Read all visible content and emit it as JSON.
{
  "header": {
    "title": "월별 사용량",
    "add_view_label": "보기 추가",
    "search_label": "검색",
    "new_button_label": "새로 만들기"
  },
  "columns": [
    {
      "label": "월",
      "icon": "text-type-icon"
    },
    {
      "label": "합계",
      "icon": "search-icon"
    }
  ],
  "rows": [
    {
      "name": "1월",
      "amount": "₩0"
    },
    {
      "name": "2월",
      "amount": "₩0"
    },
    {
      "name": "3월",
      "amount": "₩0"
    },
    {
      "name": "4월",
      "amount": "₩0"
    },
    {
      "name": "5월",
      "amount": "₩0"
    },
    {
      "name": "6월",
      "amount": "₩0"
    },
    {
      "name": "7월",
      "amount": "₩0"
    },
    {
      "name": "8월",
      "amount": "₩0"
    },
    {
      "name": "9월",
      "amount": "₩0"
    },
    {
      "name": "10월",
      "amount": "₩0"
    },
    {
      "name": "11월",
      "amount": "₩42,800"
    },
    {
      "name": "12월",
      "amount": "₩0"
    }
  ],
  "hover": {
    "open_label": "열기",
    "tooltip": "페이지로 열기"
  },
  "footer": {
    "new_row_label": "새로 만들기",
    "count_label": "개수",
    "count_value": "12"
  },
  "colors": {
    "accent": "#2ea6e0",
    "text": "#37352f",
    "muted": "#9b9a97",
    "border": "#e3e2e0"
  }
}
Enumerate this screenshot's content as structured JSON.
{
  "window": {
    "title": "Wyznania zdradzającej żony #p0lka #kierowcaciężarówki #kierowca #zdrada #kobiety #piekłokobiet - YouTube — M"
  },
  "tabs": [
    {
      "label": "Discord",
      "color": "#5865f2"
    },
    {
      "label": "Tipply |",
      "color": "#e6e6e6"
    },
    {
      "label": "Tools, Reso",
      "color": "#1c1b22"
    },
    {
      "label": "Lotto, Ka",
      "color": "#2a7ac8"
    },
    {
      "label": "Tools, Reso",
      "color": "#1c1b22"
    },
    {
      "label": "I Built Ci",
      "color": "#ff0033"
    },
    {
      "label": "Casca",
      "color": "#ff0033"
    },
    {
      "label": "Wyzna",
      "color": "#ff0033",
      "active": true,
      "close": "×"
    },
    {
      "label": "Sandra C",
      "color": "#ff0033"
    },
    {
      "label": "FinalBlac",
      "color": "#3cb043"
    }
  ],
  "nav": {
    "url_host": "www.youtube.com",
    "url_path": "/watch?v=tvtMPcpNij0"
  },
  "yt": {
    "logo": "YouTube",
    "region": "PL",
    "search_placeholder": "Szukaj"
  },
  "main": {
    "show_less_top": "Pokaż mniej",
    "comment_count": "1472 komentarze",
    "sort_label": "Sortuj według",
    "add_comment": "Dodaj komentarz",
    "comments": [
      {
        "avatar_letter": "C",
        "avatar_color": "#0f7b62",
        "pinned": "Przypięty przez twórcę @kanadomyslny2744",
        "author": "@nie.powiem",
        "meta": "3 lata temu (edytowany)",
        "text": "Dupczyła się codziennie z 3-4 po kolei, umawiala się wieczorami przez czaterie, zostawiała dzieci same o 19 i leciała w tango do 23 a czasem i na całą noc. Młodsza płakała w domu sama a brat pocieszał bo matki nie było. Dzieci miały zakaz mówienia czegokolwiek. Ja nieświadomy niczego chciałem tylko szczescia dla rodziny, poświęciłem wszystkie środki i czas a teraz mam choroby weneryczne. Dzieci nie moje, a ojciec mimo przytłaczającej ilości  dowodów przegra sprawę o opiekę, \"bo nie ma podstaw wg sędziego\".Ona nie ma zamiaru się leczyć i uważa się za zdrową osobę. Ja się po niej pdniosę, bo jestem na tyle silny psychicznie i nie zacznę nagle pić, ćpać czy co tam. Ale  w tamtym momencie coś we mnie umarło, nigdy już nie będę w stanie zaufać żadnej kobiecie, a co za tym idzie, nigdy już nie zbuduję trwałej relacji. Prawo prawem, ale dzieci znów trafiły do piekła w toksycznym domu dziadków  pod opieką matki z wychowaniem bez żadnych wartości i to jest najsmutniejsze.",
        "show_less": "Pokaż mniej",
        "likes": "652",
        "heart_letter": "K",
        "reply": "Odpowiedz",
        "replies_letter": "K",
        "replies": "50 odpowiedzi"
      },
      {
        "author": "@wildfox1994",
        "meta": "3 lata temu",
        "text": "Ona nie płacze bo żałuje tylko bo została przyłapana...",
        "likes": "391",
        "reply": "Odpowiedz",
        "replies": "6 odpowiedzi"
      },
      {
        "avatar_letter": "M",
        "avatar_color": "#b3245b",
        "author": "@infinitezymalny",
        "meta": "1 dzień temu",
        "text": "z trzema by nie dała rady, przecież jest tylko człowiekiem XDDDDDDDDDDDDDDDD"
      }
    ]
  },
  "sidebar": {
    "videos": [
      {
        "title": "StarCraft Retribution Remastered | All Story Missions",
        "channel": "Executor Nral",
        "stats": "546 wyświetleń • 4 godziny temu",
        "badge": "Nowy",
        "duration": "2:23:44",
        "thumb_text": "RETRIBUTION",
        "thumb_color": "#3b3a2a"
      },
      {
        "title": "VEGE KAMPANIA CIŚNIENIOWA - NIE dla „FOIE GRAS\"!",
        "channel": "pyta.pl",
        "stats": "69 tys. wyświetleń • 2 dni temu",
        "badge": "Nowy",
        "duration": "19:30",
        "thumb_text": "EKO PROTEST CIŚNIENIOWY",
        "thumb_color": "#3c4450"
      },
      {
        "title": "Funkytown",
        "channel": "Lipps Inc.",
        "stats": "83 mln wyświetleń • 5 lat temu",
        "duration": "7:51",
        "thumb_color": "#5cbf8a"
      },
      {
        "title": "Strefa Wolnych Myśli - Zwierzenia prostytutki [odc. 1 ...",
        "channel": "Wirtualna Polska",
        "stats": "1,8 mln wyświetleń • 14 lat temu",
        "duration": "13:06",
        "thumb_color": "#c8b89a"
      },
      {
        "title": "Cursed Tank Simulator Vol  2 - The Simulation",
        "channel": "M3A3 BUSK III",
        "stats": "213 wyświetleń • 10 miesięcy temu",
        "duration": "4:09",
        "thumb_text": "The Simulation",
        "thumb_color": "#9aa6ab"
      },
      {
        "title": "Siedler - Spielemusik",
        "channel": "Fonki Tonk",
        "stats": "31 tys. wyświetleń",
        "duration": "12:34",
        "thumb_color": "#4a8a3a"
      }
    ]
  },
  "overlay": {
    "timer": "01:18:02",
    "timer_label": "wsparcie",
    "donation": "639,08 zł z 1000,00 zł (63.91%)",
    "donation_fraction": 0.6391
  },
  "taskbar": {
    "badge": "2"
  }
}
·····
■ **TASK STATEMENT**:
Which lines hold the word "lata"? Copy every one of them.

■ **THE OUTPUT**:
        "meta": "3 lata temu (edytowany)",
        "meta": "3 lata temu",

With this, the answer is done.